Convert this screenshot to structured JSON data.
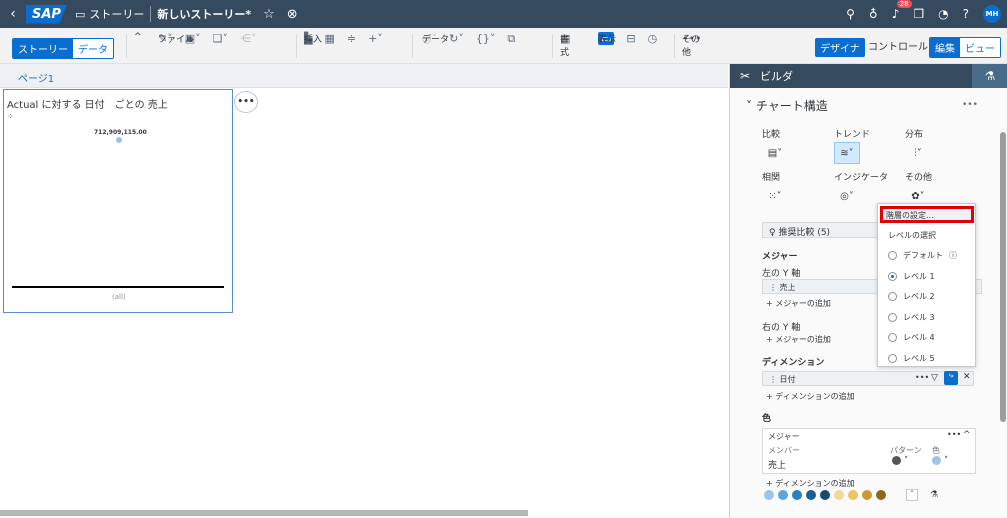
{
  "shell": {
    "logo": "SAP",
    "story_label": "ストーリー",
    "title": "新しいストーリー*",
    "notification_count": "28",
    "avatar_initials": "MH"
  },
  "toolbar": {
    "story_tab": "ストーリー",
    "data_tab": "データ",
    "file_label": "ファイル",
    "insert_label": "挿入",
    "data_label": "データ",
    "format_label": "書式",
    "view_label": "表示",
    "other_label": "その他",
    "designer_btn": "デザイナ",
    "control_btn": "コントロール",
    "edit_tab": "編集",
    "view_tab": "ビュー"
  },
  "page": {
    "tab_label": "ページ1"
  },
  "widget": {
    "title": "Actual に対する 日付　ごとの 売上",
    "value": "712,909,115.00",
    "axis_label": "(all)"
  },
  "builder": {
    "header": "ビルダ",
    "section": "チャート構造",
    "chart_types": [
      {
        "label": "比較"
      },
      {
        "label": "トレンド"
      },
      {
        "label": "分布"
      },
      {
        "label": "相関"
      },
      {
        "label": "インジケータ"
      },
      {
        "label": "その他"
      }
    ],
    "recommend": "推奨比較 (5)",
    "measure_header": "メジャー",
    "left_y": "左の Y 軸",
    "measure_field": "売上",
    "add_measure": "+ メジャーの追加",
    "right_y": "右の Y 軸",
    "add_measure2": "+ メジャーの追加",
    "dimension_header": "ディメンション",
    "dimension_field": "日付",
    "add_dimension": "+ ディメンションの追加",
    "color_header": "色",
    "color_measure": "メジャー",
    "color_member": "メンバー",
    "color_pattern": "パターン",
    "color_color": "色",
    "color_value": "売上",
    "add_dimension2": "+ ディメンションの追加"
  },
  "popover": {
    "highlight": "階層の設定...",
    "heading": "レベルの選択",
    "options": [
      "デフォルト",
      "レベル 1",
      "レベル 2",
      "レベル 3",
      "レベル 4",
      "レベル 5"
    ],
    "selected_index": 1
  },
  "palette": [
    "#9dc3e6",
    "#5ba3d9",
    "#2d7fc1",
    "#1c5f94",
    "#154b72",
    "#f5d898",
    "#edc55f",
    "#c89b32",
    "#8c6a1c"
  ]
}
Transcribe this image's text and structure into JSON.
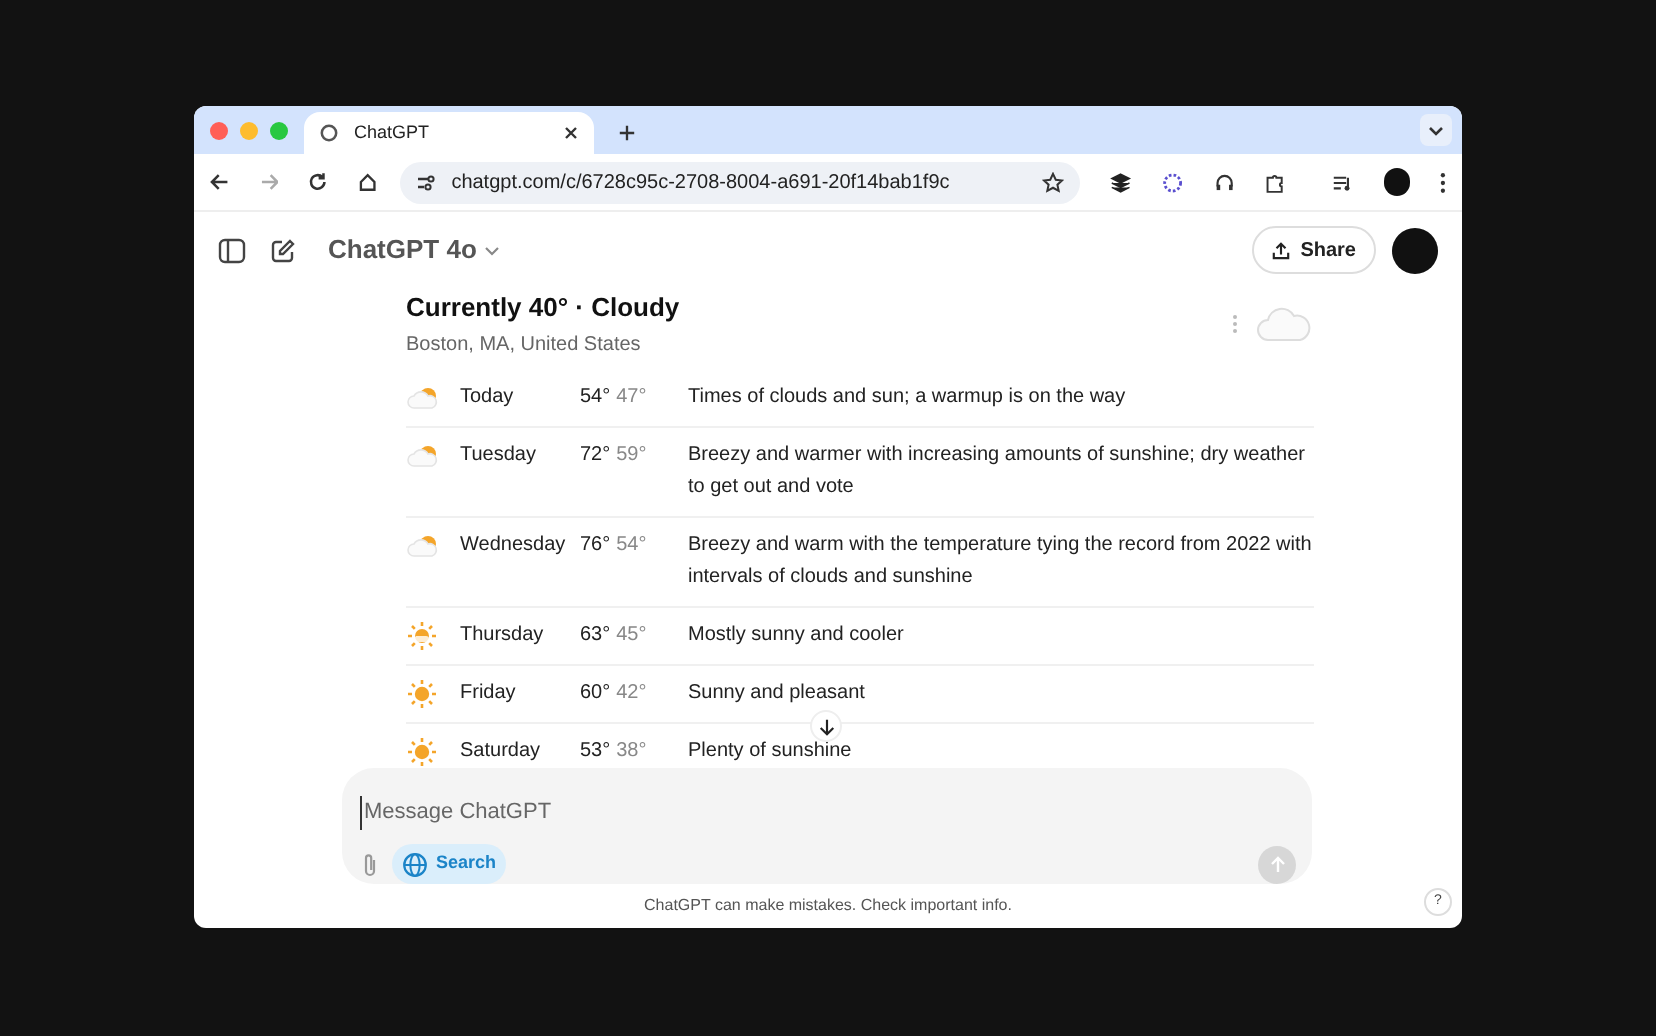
{
  "browser": {
    "tab": {
      "title": "ChatGPT"
    },
    "url": "chatgpt.com/c/6728c95c-2708-8004-a691-20f14bab1f9c"
  },
  "header": {
    "model": "ChatGPT 4o",
    "share": "Share"
  },
  "weather": {
    "title": "Currently 40° · Cloudy",
    "location": "Boston, MA, United States",
    "days": [
      {
        "day": "Today",
        "high": "54°",
        "low": "47°",
        "summary": "Times of clouds and sun; a warmup is on the way",
        "kind": "partly_cloudy"
      },
      {
        "day": "Tuesday",
        "high": "72°",
        "low": "59°",
        "summary": "Breezy and warmer with increasing amounts of sunshine; dry weather to get out and vote",
        "kind": "partly_cloudy"
      },
      {
        "day": "Wednesday",
        "high": "76°",
        "low": "54°",
        "summary": "Breezy and warm with the temperature tying the record from 2022 with intervals of clouds and sunshine",
        "kind": "partly_cloudy"
      },
      {
        "day": "Thursday",
        "high": "63°",
        "low": "45°",
        "summary": "Mostly sunny and cooler",
        "kind": "mostly_sunny"
      },
      {
        "day": "Friday",
        "high": "60°",
        "low": "42°",
        "summary": "Sunny and pleasant",
        "kind": "sunny"
      },
      {
        "day": "Saturday",
        "high": "53°",
        "low": "38°",
        "summary": "Plenty of sunshine",
        "kind": "sunny"
      }
    ]
  },
  "composer": {
    "placeholder": "Message ChatGPT",
    "search": {
      "label": "Search",
      "selected": true
    }
  },
  "footer": {
    "disclaimer": "ChatGPT can make mistakes. Check important info.",
    "help": "?"
  }
}
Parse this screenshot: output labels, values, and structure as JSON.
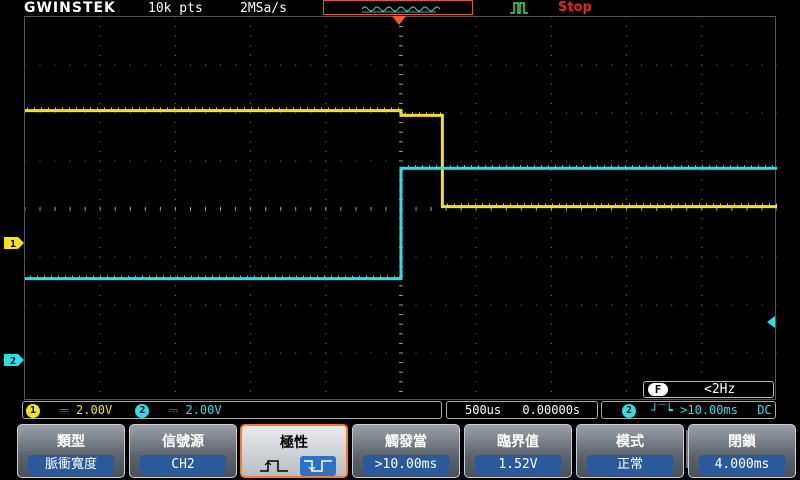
{
  "header": {
    "brand": "GWINSTEK",
    "record_length": "10k pts",
    "sample_rate": "2MSa/s",
    "run_state": "Stop"
  },
  "channels": {
    "ch1": {
      "marker": "1",
      "coupling": "DC",
      "scale": "2.00V",
      "color": "#f5e11a"
    },
    "ch2": {
      "marker": "2",
      "coupling": "DC",
      "scale": "2.00V",
      "color": "#28e0e8"
    }
  },
  "timebase": {
    "scale": "500us",
    "position": "0.00000s"
  },
  "trigger_info": {
    "source_badge": "2",
    "condition": ">10.00ms",
    "coupling": "DC"
  },
  "freq_counter": {
    "label": "F",
    "value": "<2Hz"
  },
  "waveforms": {
    "ch1_levels_div": {
      "before": 2.05,
      "middle": 1.95,
      "after": 0.05
    },
    "ch2_levels_div": {
      "before": -1.45,
      "after": 0.85
    },
    "ch1_step1_time_div": 0.0,
    "ch1_step2_time_div": 0.55,
    "ch2_step_time_div": 0.0
  },
  "menu": {
    "type": {
      "title": "類型",
      "value": "脈衝寬度"
    },
    "source": {
      "title": "信號源",
      "value": "CH2"
    },
    "polarity": {
      "title": "極性",
      "options": [
        "rising",
        "falling"
      ],
      "selected": "falling"
    },
    "when": {
      "title": "觸發當",
      "value": ">10.00ms"
    },
    "threshold": {
      "title": "臨界值",
      "value": "1.52V"
    },
    "mode": {
      "title": "模式",
      "value": "正常"
    },
    "holdoff": {
      "title": "閉鎖",
      "value": "4.000ms"
    }
  }
}
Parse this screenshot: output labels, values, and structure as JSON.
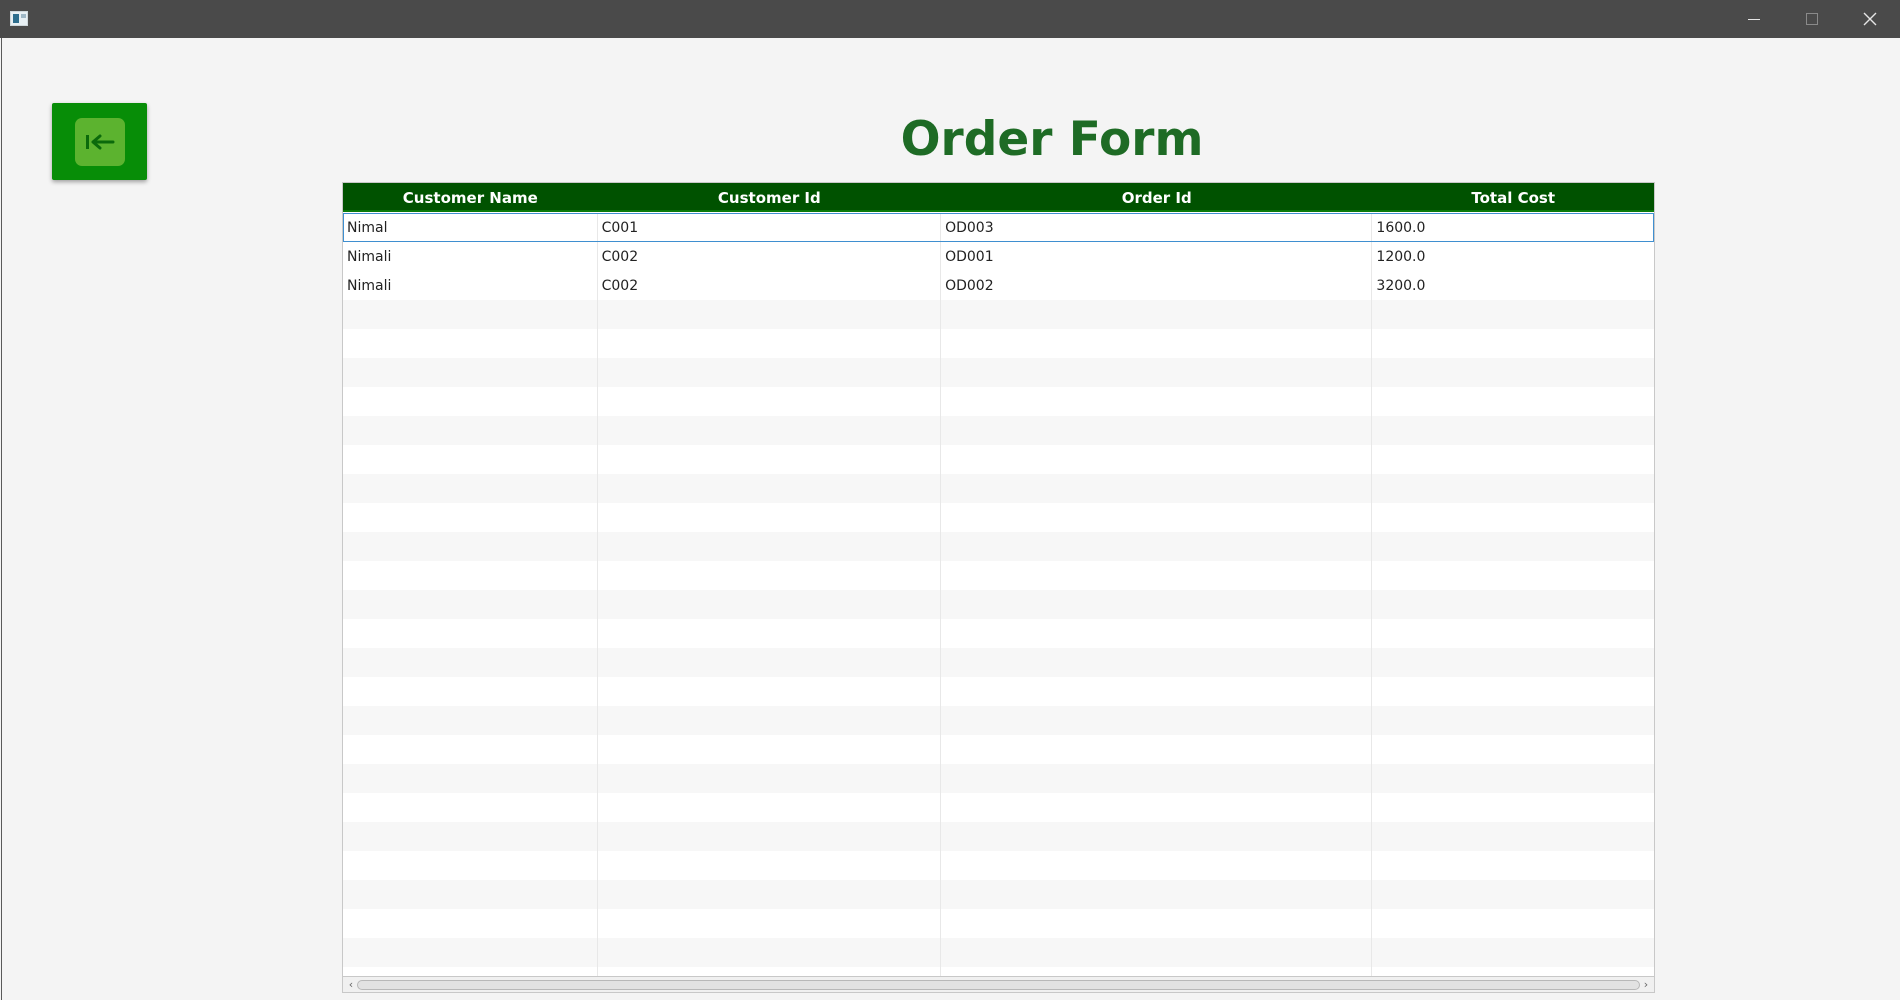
{
  "window": {
    "icon": "app-window-icon",
    "controls": [
      "minimize-icon",
      "maximize-icon",
      "close-icon"
    ]
  },
  "page": {
    "title": "Order Form",
    "back_icon": "arrow-left-to-bar-icon"
  },
  "table": {
    "columns": [
      "Customer Name",
      "Customer Id",
      "Order Id",
      "Total Cost"
    ],
    "rows": [
      {
        "customer_name": "Nimal",
        "customer_id": "C001",
        "order_id": "OD003",
        "total_cost": "1600.0"
      },
      {
        "customer_name": "Nimali",
        "customer_id": "C002",
        "order_id": "OD001",
        "total_cost": "1200.0"
      },
      {
        "customer_name": "Nimali",
        "customer_id": "C002",
        "order_id": "OD002",
        "total_cost": "3200.0"
      }
    ]
  },
  "colors": {
    "header_bg": "#005200",
    "title": "#1e6b25",
    "back_button": "#078d07",
    "back_button_inner": "#5cb32f"
  }
}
**********
# [TO DO]
The pictures should not appear in the copy; every other part of the records above must be returned exactly.

# [TASK SOLUTION]
Convert this screenshot to structured JSON data.
{
  "shell": {
    "logo": "SAP",
    "story_label": "ストーリー",
    "title": "新しいストーリー*",
    "notification_count": "28",
    "avatar_initials": "MH"
  },
  "toolbar": {
    "story_tab": "ストーリー",
    "data_tab": "データ",
    "file_label": "ファイル",
    "insert_label": "挿入",
    "data_label": "データ",
    "format_label": "書式",
    "view_label": "表示",
    "other_label": "その他",
    "designer_btn": "デザイナ",
    "control_btn": "コントロール",
    "edit_tab": "編集",
    "view_tab": "ビュー"
  },
  "page": {
    "tab_label": "ページ1"
  },
  "widget": {
    "title": "Actual に対する 日付　ごとの 売上",
    "value": "712,909,115.00",
    "axis_label": "(all)"
  },
  "builder": {
    "header": "ビルダ",
    "section": "チャート構造",
    "chart_types": [
      {
        "label": "比較"
      },
      {
        "label": "トレンド"
      },
      {
        "label": "分布"
      },
      {
        "label": "相関"
      },
      {
        "label": "インジケータ"
      },
      {
        "label": "その他"
      }
    ],
    "recommend": "推奨比較 (5)",
    "measure_header": "メジャー",
    "left_y": "左の Y 軸",
    "measure_field": "売上",
    "add_measure": "+ メジャーの追加",
    "right_y": "右の Y 軸",
    "add_measure2": "+ メジャーの追加",
    "dimension_header": "ディメンション",
    "dimension_field": "日付",
    "add_dimension": "+ ディメンションの追加",
    "color_header": "色",
    "color_measure": "メジャー",
    "color_member": "メンバー",
    "color_pattern": "パターン",
    "color_color": "色",
    "color_value": "売上",
    "add_dimension2": "+ ディメンションの追加"
  },
  "popover": {
    "highlight": "階層の設定...",
    "heading": "レベルの選択",
    "options": [
      "デフォルト",
      "レベル 1",
      "レベル 2",
      "レベル 3",
      "レベル 4",
      "レベル 5"
    ],
    "selected_index": 1
  },
  "palette": [
    "#9dc3e6",
    "#5ba3d9",
    "#2d7fc1",
    "#1c5f94",
    "#154b72",
    "#f5d898",
    "#edc55f",
    "#c89b32",
    "#8c6a1c"
  ]
}
Transcribe this image's text and structure into JSON.
{
  "browser": {
    "tab": {
      "title": "ChatGPT"
    },
    "url": "chatgpt.com/c/6728c95c-2708-8004-a691-20f14bab1f9c"
  },
  "header": {
    "model": "ChatGPT 4o",
    "share": "Share"
  },
  "weather": {
    "title": "Currently 40° · Cloudy",
    "location": "Boston, MA, United States",
    "days": [
      {
        "day": "Today",
        "high": "54°",
        "low": "47°",
        "summary": "Times of clouds and sun; a warmup is on the way",
        "kind": "partly_cloudy"
      },
      {
        "day": "Tuesday",
        "high": "72°",
        "low": "59°",
        "summary": "Breezy and warmer with increasing amounts of sunshine; dry weather to get out and vote",
        "kind": "partly_cloudy"
      },
      {
        "day": "Wednesday",
        "high": "76°",
        "low": "54°",
        "summary": "Breezy and warm with the temperature tying the record from 2022 with intervals of clouds and sunshine",
        "kind": "partly_cloudy"
      },
      {
        "day": "Thursday",
        "high": "63°",
        "low": "45°",
        "summary": "Mostly sunny and cooler",
        "kind": "mostly_sunny"
      },
      {
        "day": "Friday",
        "high": "60°",
        "low": "42°",
        "summary": "Sunny and pleasant",
        "kind": "sunny"
      },
      {
        "day": "Saturday",
        "high": "53°",
        "low": "38°",
        "summary": "Plenty of sunshine",
        "kind": "sunny"
      }
    ]
  },
  "composer": {
    "placeholder": "Message ChatGPT",
    "search": {
      "label": "Search",
      "selected": true
    }
  },
  "footer": {
    "disclaimer": "ChatGPT can make mistakes. Check important info.",
    "help": "?"
  }
}
Parse this screenshot: output labels, values, and structure as JSON.
{
  "header": {
    "brand": "GWINSTEK",
    "record_length": "10k pts",
    "sample_rate": "2MSa/s",
    "run_state": "Stop"
  },
  "channels": {
    "ch1": {
      "marker": "1",
      "coupling": "DC",
      "scale": "2.00V",
      "color": "#f5e11a"
    },
    "ch2": {
      "marker": "2",
      "coupling": "DC",
      "scale": "2.00V",
      "color": "#28e0e8"
    }
  },
  "timebase": {
    "scale": "500us",
    "position": "0.00000s"
  },
  "trigger_info": {
    "source_badge": "2",
    "condition": ">10.00ms",
    "coupling": "DC"
  },
  "freq_counter": {
    "label": "F",
    "value": "<2Hz"
  },
  "waveforms": {
    "ch1_levels_div": {
      "before": 2.05,
      "middle": 1.95,
      "after": 0.05
    },
    "ch2_levels_div": {
      "before": -1.45,
      "after": 0.85
    },
    "ch1_step1_time_div": 0.0,
    "ch1_step2_time_div": 0.55,
    "ch2_step_time_div": 0.0
  },
  "menu": {
    "type": {
      "title": "類型",
      "value": "脈衝寬度"
    },
    "source": {
      "title": "信號源",
      "value": "CH2"
    },
    "polarity": {
      "title": "極性",
      "options": [
        "rising",
        "falling"
      ],
      "selected": "falling"
    },
    "when": {
      "title": "觸發當",
      "value": ">10.00ms"
    },
    "threshold": {
      "title": "臨界值",
      "value": "1.52V"
    },
    "mode": {
      "title": "模式",
      "value": "正常"
    },
    "holdoff": {
      "title": "閉鎖",
      "value": "4.000ms"
    }
  }
}
Parse this screenshot: output labels, values, and structure as JSON.
{
  "window": {
    "icon": "app-window-icon",
    "controls": [
      "minimize-icon",
      "maximize-icon",
      "close-icon"
    ]
  },
  "page": {
    "title": "Order Form",
    "back_icon": "arrow-left-to-bar-icon"
  },
  "table": {
    "columns": [
      "Customer Name",
      "Customer Id",
      "Order Id",
      "Total Cost"
    ],
    "rows": [
      {
        "customer_name": "Nimal",
        "customer_id": "C001",
        "order_id": "OD003",
        "total_cost": "1600.0"
      },
      {
        "customer_name": "Nimali",
        "customer_id": "C002",
        "order_id": "OD001",
        "total_cost": "1200.0"
      },
      {
        "customer_name": "Nimali",
        "customer_id": "C002",
        "order_id": "OD002",
        "total_cost": "3200.0"
      }
    ]
  },
  "colors": {
    "header_bg": "#005200",
    "title": "#1e6b25",
    "back_button": "#078d07",
    "back_button_inner": "#5cb32f"
  }
}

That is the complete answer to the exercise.